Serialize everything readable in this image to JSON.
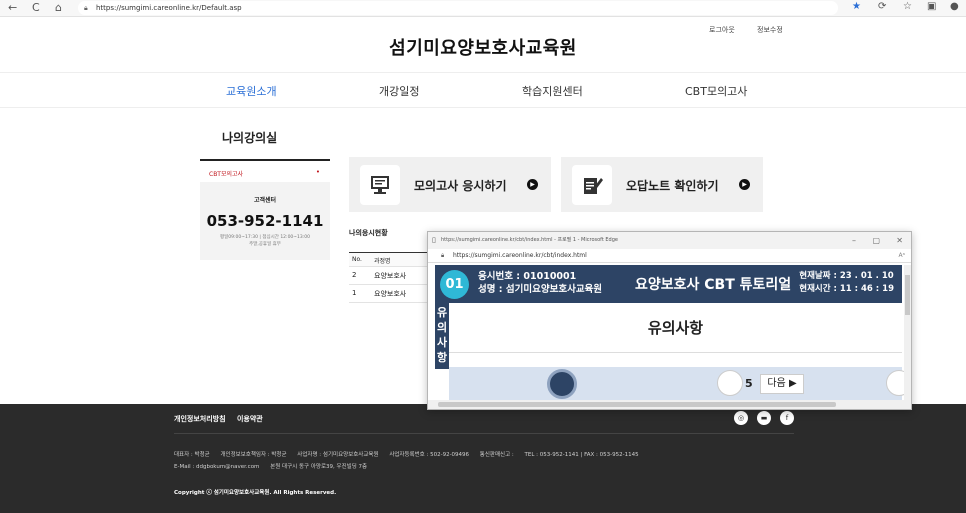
{
  "browser": {
    "url": "https://sumgimi.careonline.kr/Default.asp",
    "back": "←",
    "reload": "C",
    "home": "⌂"
  },
  "header": {
    "logout": "로그아웃",
    "edit_profile": "정보수정",
    "site_title": "섬기미요양보호사교육원"
  },
  "nav": [
    "교육원소개",
    "개강일정",
    "학습지원센터",
    "CBT모의고사"
  ],
  "nav_active_color": "#2b6fd6",
  "sidebar": {
    "page_title": "나의강의실",
    "active_item": "CBT모의고사",
    "active_dot": "•",
    "cs_title": "고객센터",
    "cs_phone": "053-952-1141",
    "cs_hours": "평일09:00~17:30 | 점심시간 12:00~13:00",
    "cs_holiday": "주말,공휴일 휴무"
  },
  "actions": [
    {
      "label": "모의고사 응시하기",
      "icon": "monitor-icon"
    },
    {
      "label": "오답노트 확인하기",
      "icon": "note-edit-icon"
    }
  ],
  "history": {
    "title": "나의응시현황",
    "headers": [
      "No.",
      "과정명"
    ],
    "rows": [
      {
        "no": "2",
        "course": "요양보호사"
      },
      {
        "no": "1",
        "course": "요양보호사"
      }
    ]
  },
  "popup": {
    "title_bar": "https://sumgimi.careonline.kr/cbt/index.html - 프로필 1 - Microsoft Edge",
    "address": "https://sumgimi.careonline.kr/cbt/index.html",
    "badge": "01",
    "exam_number": "응시번호 : 01010001",
    "name": "성명 : 섬기미요양보호사교육원",
    "title": "요양보호사 CBT 튜토리얼",
    "date": "현재날짜 : 23 . 01 . 10",
    "time": "현재시간 : 11 : 46 : 19",
    "side_label": "유의사항",
    "notice_title": "유의사항",
    "page_num": "5",
    "next_button": "다음 ▶",
    "header_color": "#2d4465",
    "badge_color": "#2fb8d6"
  },
  "footer": {
    "privacy": "개인정보처리방침",
    "terms": "이용약관",
    "sns": [
      "instagram-icon",
      "chat-icon",
      "facebook-icon"
    ],
    "sns_glyphs": [
      "◎",
      "▬",
      "f"
    ],
    "line1": [
      "대표자 : 박청균",
      "개인정보보호책임자 : 박청균",
      "사업자명 : 섬기미요양보호사교육원",
      "사업자등록번호 : 502-92-09496",
      "통신판매신고 :",
      "TEL : 053-952-1141  |  FAX : 053-952-1145"
    ],
    "line2": [
      "E-Mail : ddgbokum@naver.com",
      "본원 대구시 동구 아양로39, 우진빌딩 7층"
    ],
    "copyright": "Copyright ⓒ 섬기미요양보호사교육원. All Rights Reserved."
  }
}
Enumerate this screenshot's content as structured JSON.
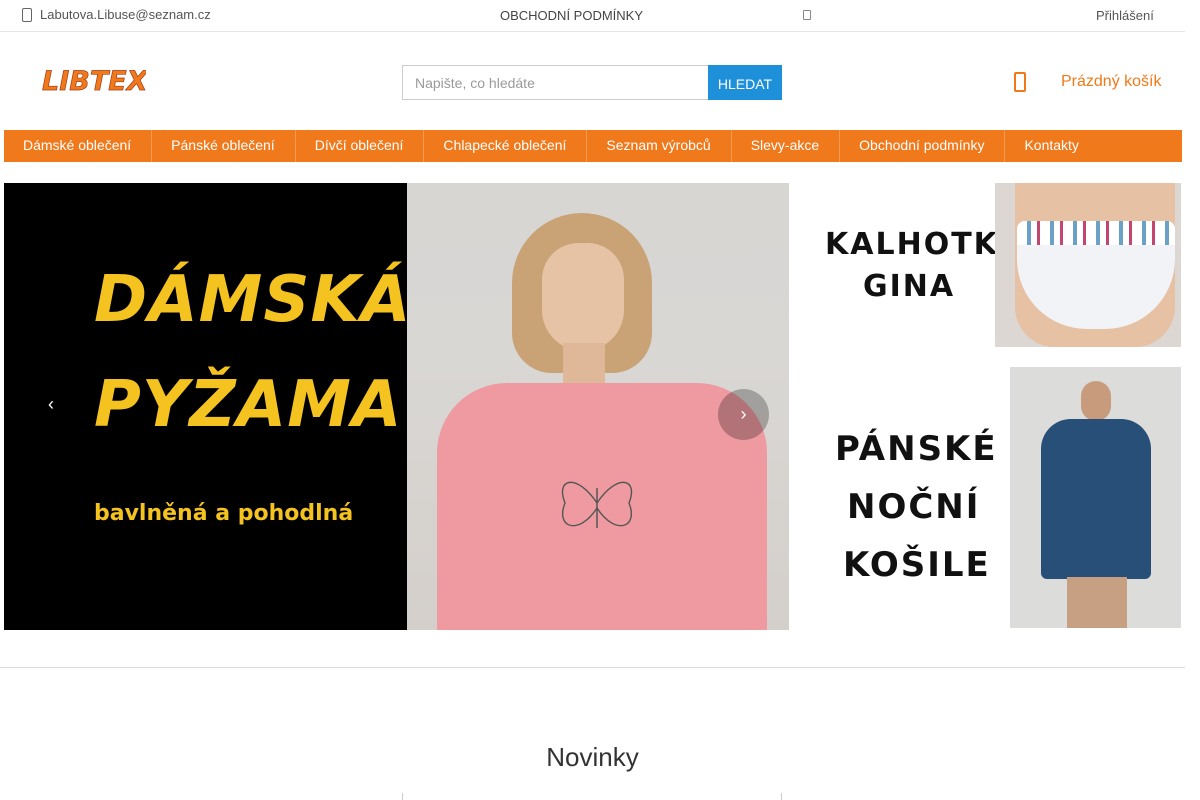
{
  "topbar": {
    "email": "Labutova.Libuse@seznam.cz",
    "terms": "OBCHODNÍ PODMÍNKY",
    "login": "Přihlášení"
  },
  "header": {
    "logo_text": "LIBTEX",
    "search": {
      "placeholder": "Napište, co hledáte",
      "button_label": "HLEDAT"
    },
    "cart_label": "Prázdný košík"
  },
  "nav": {
    "items": [
      {
        "label": "Dámské oblečení"
      },
      {
        "label": "Pánské oblečení"
      },
      {
        "label": "Dívčí oblečení"
      },
      {
        "label": "Chlapecké oblečení"
      },
      {
        "label": "Seznam výrobců"
      },
      {
        "label": "Slevy-akce"
      },
      {
        "label": "Obchodní podmínky"
      },
      {
        "label": "Kontakty"
      }
    ]
  },
  "slider": {
    "title_line1": "DÁMSKÁ",
    "title_line2": "PYŽAMA",
    "subtitle": "bavlněná a pohodlná",
    "prev_icon": "chevron-left-icon",
    "next_icon": "chevron-right-icon"
  },
  "banners": {
    "first": {
      "line1": "KALHOTKY",
      "line2": "GINA"
    },
    "second": {
      "line1": "PÁNSKÉ",
      "line2": "NOČNÍ",
      "line3": "KOŠILE"
    }
  },
  "section": {
    "title": "Novinky"
  },
  "colors": {
    "accent": "#f0791c",
    "search_button": "#1e8fd9",
    "slider_text": "#f4c320"
  }
}
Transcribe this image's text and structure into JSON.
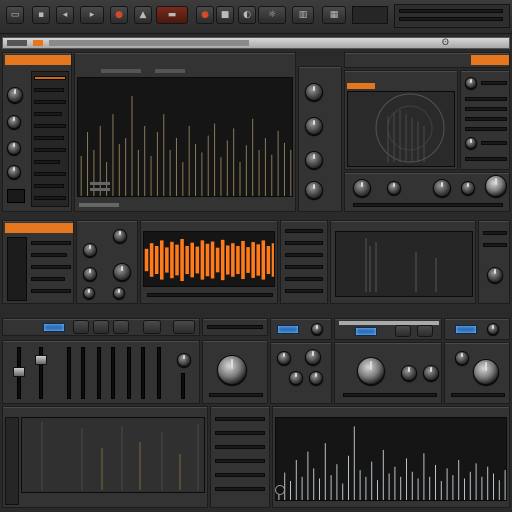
{
  "toolbar": {
    "buttons": [
      "file-icon",
      "save-icon",
      "undo-icon",
      "redo-icon",
      "metronome-icon",
      "loop-icon",
      "record-icon",
      "play-icon",
      "stop-icon",
      "settings-icon",
      "view-icon",
      "mixer-icon"
    ]
  },
  "colors": {
    "accent": "#e4761e",
    "panel": "#333333",
    "screen": "#151515",
    "lcd_blue": "#2d6fb8",
    "waveform": "#d4a85a",
    "spectrum_orange": "#ff7a1a"
  },
  "spectrum": {
    "bars": [
      0.35,
      0.55,
      0.4,
      0.6,
      0.3,
      0.7,
      0.45,
      0.5,
      0.85,
      0.4,
      0.6,
      0.35,
      0.55,
      0.7,
      0.4,
      0.5,
      0.3,
      0.6,
      0.45,
      0.38,
      0.52,
      0.62,
      0.34,
      0.48,
      0.58,
      0.3,
      0.44,
      0.66,
      0.4,
      0.5,
      0.36,
      0.56,
      0.46,
      0.4
    ]
  },
  "waveform": {
    "bars": [
      0.2,
      0.35,
      0.25,
      0.5,
      0.3,
      0.6,
      0.4,
      0.28,
      0.7,
      0.32,
      0.45,
      0.22,
      0.55,
      0.9,
      0.38,
      0.3,
      0.48,
      0.26,
      0.62,
      0.34,
      0.42,
      0.3,
      0.52,
      0.36,
      0.28,
      0.58,
      0.3,
      0.44,
      0.25,
      0.4,
      0.32,
      0.5,
      0.28,
      0.36,
      0.46,
      0.3,
      0.42,
      0.34,
      0.26,
      0.38
    ]
  },
  "orange_wave": {
    "bars": [
      0.4,
      0.6,
      0.5,
      0.7,
      0.45,
      0.65,
      0.55,
      0.75,
      0.5,
      0.62,
      0.48,
      0.7,
      0.58,
      0.66,
      0.44,
      0.72,
      0.52,
      0.6,
      0.5,
      0.68,
      0.46,
      0.64,
      0.56,
      0.7,
      0.5,
      0.6
    ]
  }
}
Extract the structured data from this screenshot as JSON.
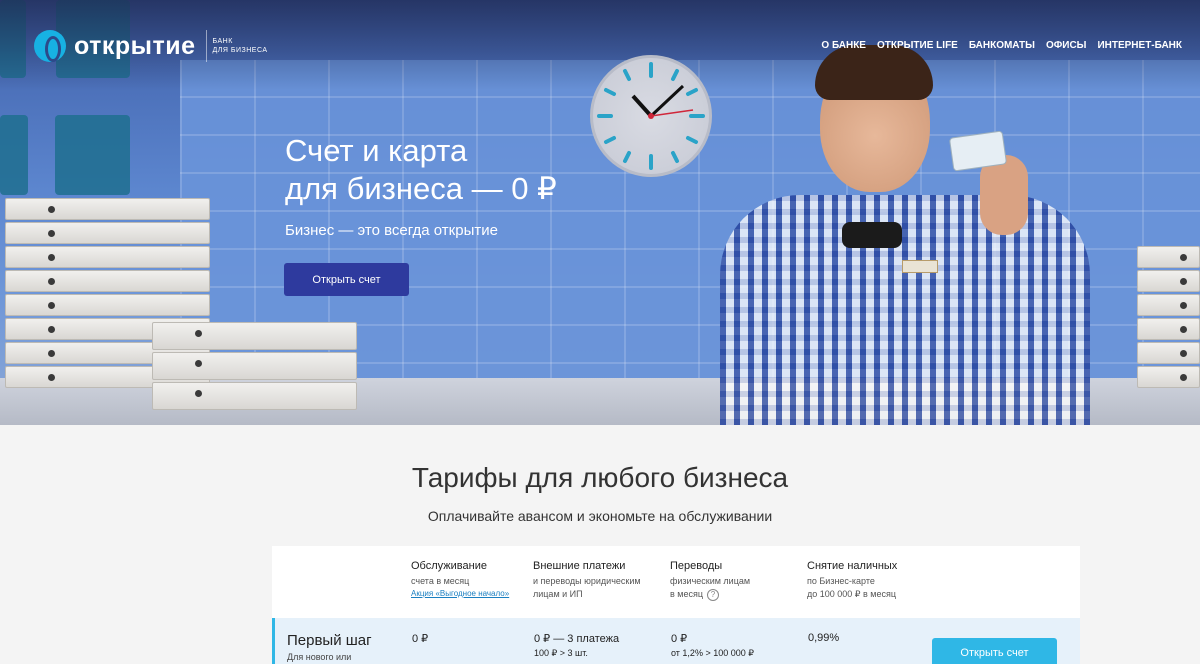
{
  "brand": {
    "name": "открытие",
    "sub_line1": "БАНК",
    "sub_line2": "ДЛЯ БИЗНЕСА"
  },
  "nav": [
    "О БАНКЕ",
    "ОТКРЫТИЕ LIFE",
    "БАНКОМАТЫ",
    "ОФИСЫ",
    "ИНТЕРНЕТ-БАНК"
  ],
  "hero": {
    "title": "Счет и карта\nдля бизнеса — 0 ₽",
    "subtitle": "Бизнес — это всегда открытие",
    "cta": "Открыть счет"
  },
  "tariffs": {
    "title": "Тарифы для любого бизнеса",
    "subtitle": "Оплачивайте авансом и экономьте на обслуживании",
    "columns": [
      {
        "title": "Обслуживание",
        "sub": "счета в месяц",
        "promo": "Акция «Выгодное начало»"
      },
      {
        "title": "Внешние платежи",
        "sub": "и переводы юридическим\nлицам и ИП"
      },
      {
        "title": "Переводы",
        "sub": "физическим лицам\nв месяц",
        "help": "?"
      },
      {
        "title": "Снятие наличных",
        "sub": "по Бизнес-карте\nдо 100 000 ₽ в месяц"
      }
    ],
    "rows": [
      {
        "plan": "Первый шаг",
        "plan_sub": "Для нового или",
        "service": "0 ₽",
        "payments": "0 ₽ — 3 платежа",
        "payments_sub": "100 ₽ > 3 шт.",
        "transfers": "0 ₽",
        "transfers_sub": "от 1,2% > 100 000 ₽",
        "cash": "0,99%",
        "button": "Открыть счет"
      }
    ]
  }
}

━━━

▶ _Task instructions_: The records above must be echoed exactly, minus their pictures.

▶ _Answer_:
Serialize everything readable in this image to JSON.
{
  "browser": {
    "url": "https://sumgimi.careonline.kr/Default.asp",
    "back": "←",
    "reload": "C",
    "home": "⌂"
  },
  "header": {
    "logout": "로그아웃",
    "edit_profile": "정보수정",
    "site_title": "섬기미요양보호사교육원"
  },
  "nav": [
    "교육원소개",
    "개강일정",
    "학습지원센터",
    "CBT모의고사"
  ],
  "nav_active_color": "#2b6fd6",
  "sidebar": {
    "page_title": "나의강의실",
    "active_item": "CBT모의고사",
    "active_dot": "•",
    "cs_title": "고객센터",
    "cs_phone": "053-952-1141",
    "cs_hours": "평일09:00~17:30 | 점심시간 12:00~13:00",
    "cs_holiday": "주말,공휴일 휴무"
  },
  "actions": [
    {
      "label": "모의고사 응시하기",
      "icon": "monitor-icon"
    },
    {
      "label": "오답노트 확인하기",
      "icon": "note-edit-icon"
    }
  ],
  "history": {
    "title": "나의응시현황",
    "headers": [
      "No.",
      "과정명"
    ],
    "rows": [
      {
        "no": "2",
        "course": "요양보호사"
      },
      {
        "no": "1",
        "course": "요양보호사"
      }
    ]
  },
  "popup": {
    "title_bar": "https://sumgimi.careonline.kr/cbt/index.html - 프로필 1 - Microsoft Edge",
    "address": "https://sumgimi.careonline.kr/cbt/index.html",
    "badge": "01",
    "exam_number": "응시번호 : 01010001",
    "name": "성명 : 섬기미요양보호사교육원",
    "title": "요양보호사 CBT 튜토리얼",
    "date": "현재날짜 : 23 . 01 . 10",
    "time": "현재시간 : 11 : 46 : 19",
    "side_label": "유의사항",
    "notice_title": "유의사항",
    "page_num": "5",
    "next_button": "다음 ▶",
    "header_color": "#2d4465",
    "badge_color": "#2fb8d6"
  },
  "footer": {
    "privacy": "개인정보처리방침",
    "terms": "이용약관",
    "sns": [
      "instagram-icon",
      "chat-icon",
      "facebook-icon"
    ],
    "sns_glyphs": [
      "◎",
      "▬",
      "f"
    ],
    "line1": [
      "대표자 : 박청균",
      "개인정보보호책임자 : 박청균",
      "사업자명 : 섬기미요양보호사교육원",
      "사업자등록번호 : 502-92-09496",
      "통신판매신고 :",
      "TEL : 053-952-1141  |  FAX : 053-952-1145"
    ],
    "line2": [
      "E-Mail : ddgbokum@naver.com",
      "본원 대구시 동구 아양로39, 우진빌딩 7층"
    ],
    "copyright": "Copyright ⓒ 섬기미요양보호사교육원. All Rights Reserved."
  }
}
Enumerate this screenshot's content as structured JSON.
{
  "topbar": {
    "email": "Labutova.Libuse@seznam.cz",
    "terms": "OBCHODNÍ PODMÍNKY",
    "login": "Přihlášení"
  },
  "header": {
    "logo_text": "LIBTEX",
    "search": {
      "placeholder": "Napište, co hledáte",
      "button_label": "HLEDAT"
    },
    "cart_label": "Prázdný košík"
  },
  "nav": {
    "items": [
      {
        "label": "Dámské oblečení"
      },
      {
        "label": "Pánské oblečení"
      },
      {
        "label": "Dívčí oblečení"
      },
      {
        "label": "Chlapecké oblečení"
      },
      {
        "label": "Seznam výrobců"
      },
      {
        "label": "Slevy-akce"
      },
      {
        "label": "Obchodní podmínky"
      },
      {
        "label": "Kontakty"
      }
    ]
  },
  "slider": {
    "title_line1": "DÁMSKÁ",
    "title_line2": "PYŽAMA",
    "subtitle": "bavlněná a pohodlná",
    "prev_icon": "chevron-left-icon",
    "next_icon": "chevron-right-icon"
  },
  "banners": {
    "first": {
      "line1": "KALHOTKY",
      "line2": "GINA"
    },
    "second": {
      "line1": "PÁNSKÉ",
      "line2": "NOČNÍ",
      "line3": "KOŠILE"
    }
  },
  "section": {
    "title": "Novinky"
  },
  "colors": {
    "accent": "#f0791c",
    "search_button": "#1e8fd9",
    "slider_text": "#f4c320"
  }
}
Transcribe this image's text and structure into JSON.
{
  "toolbar": {
    "buttons": [
      "file-icon",
      "save-icon",
      "undo-icon",
      "redo-icon",
      "metronome-icon",
      "loop-icon",
      "record-icon",
      "play-icon",
      "stop-icon",
      "settings-icon",
      "view-icon",
      "mixer-icon"
    ]
  },
  "colors": {
    "accent": "#e4761e",
    "panel": "#333333",
    "screen": "#151515",
    "lcd_blue": "#2d6fb8",
    "waveform": "#d4a85a",
    "spectrum_orange": "#ff7a1a"
  },
  "spectrum": {
    "bars": [
      0.35,
      0.55,
      0.4,
      0.6,
      0.3,
      0.7,
      0.45,
      0.5,
      0.85,
      0.4,
      0.6,
      0.35,
      0.55,
      0.7,
      0.4,
      0.5,
      0.3,
      0.6,
      0.45,
      0.38,
      0.52,
      0.62,
      0.34,
      0.48,
      0.58,
      0.3,
      0.44,
      0.66,
      0.4,
      0.5,
      0.36,
      0.56,
      0.46,
      0.4
    ]
  },
  "waveform": {
    "bars": [
      0.2,
      0.35,
      0.25,
      0.5,
      0.3,
      0.6,
      0.4,
      0.28,
      0.7,
      0.32,
      0.45,
      0.22,
      0.55,
      0.9,
      0.38,
      0.3,
      0.48,
      0.26,
      0.62,
      0.34,
      0.42,
      0.3,
      0.52,
      0.36,
      0.28,
      0.58,
      0.3,
      0.44,
      0.25,
      0.4,
      0.32,
      0.5,
      0.28,
      0.36,
      0.46,
      0.3,
      0.42,
      0.34,
      0.26,
      0.38
    ]
  },
  "orange_wave": {
    "bars": [
      0.4,
      0.6,
      0.5,
      0.7,
      0.45,
      0.65,
      0.55,
      0.75,
      0.5,
      0.62,
      0.48,
      0.7,
      0.58,
      0.66,
      0.44,
      0.72,
      0.52,
      0.6,
      0.5,
      0.68,
      0.46,
      0.64,
      0.56,
      0.7,
      0.5,
      0.6
    ]
  }
}
Extract the structured data from this screenshot as JSON.
{
  "brand": {
    "name": "открытие",
    "sub_line1": "БАНК",
    "sub_line2": "ДЛЯ БИЗНЕСА"
  },
  "nav": [
    "О БАНКЕ",
    "ОТКРЫТИЕ LIFE",
    "БАНКОМАТЫ",
    "ОФИСЫ",
    "ИНТЕРНЕТ-БАНК"
  ],
  "hero": {
    "title": "Счет и карта\nдля бизнеса — 0 ₽",
    "subtitle": "Бизнес — это всегда открытие",
    "cta": "Открыть счет"
  },
  "tariffs": {
    "title": "Тарифы для любого бизнеса",
    "subtitle": "Оплачивайте авансом и экономьте на обслуживании",
    "columns": [
      {
        "title": "Обслуживание",
        "sub": "счета в месяц",
        "promo": "Акция «Выгодное начало»"
      },
      {
        "title": "Внешние платежи",
        "sub": "и переводы юридическим\nлицам и ИП"
      },
      {
        "title": "Переводы",
        "sub": "физическим лицам\nв месяц",
        "help": "?"
      },
      {
        "title": "Снятие наличных",
        "sub": "по Бизнес-карте\nдо 100 000 ₽ в месяц"
      }
    ],
    "rows": [
      {
        "plan": "Первый шаг",
        "plan_sub": "Для нового или",
        "service": "0 ₽",
        "payments": "0 ₽ — 3 платежа",
        "payments_sub": "100 ₽ > 3 шт.",
        "transfers": "0 ₽",
        "transfers_sub": "от 1,2% > 100 000 ₽",
        "cash": "0,99%",
        "button": "Открыть счет"
      }
    ]
  }
}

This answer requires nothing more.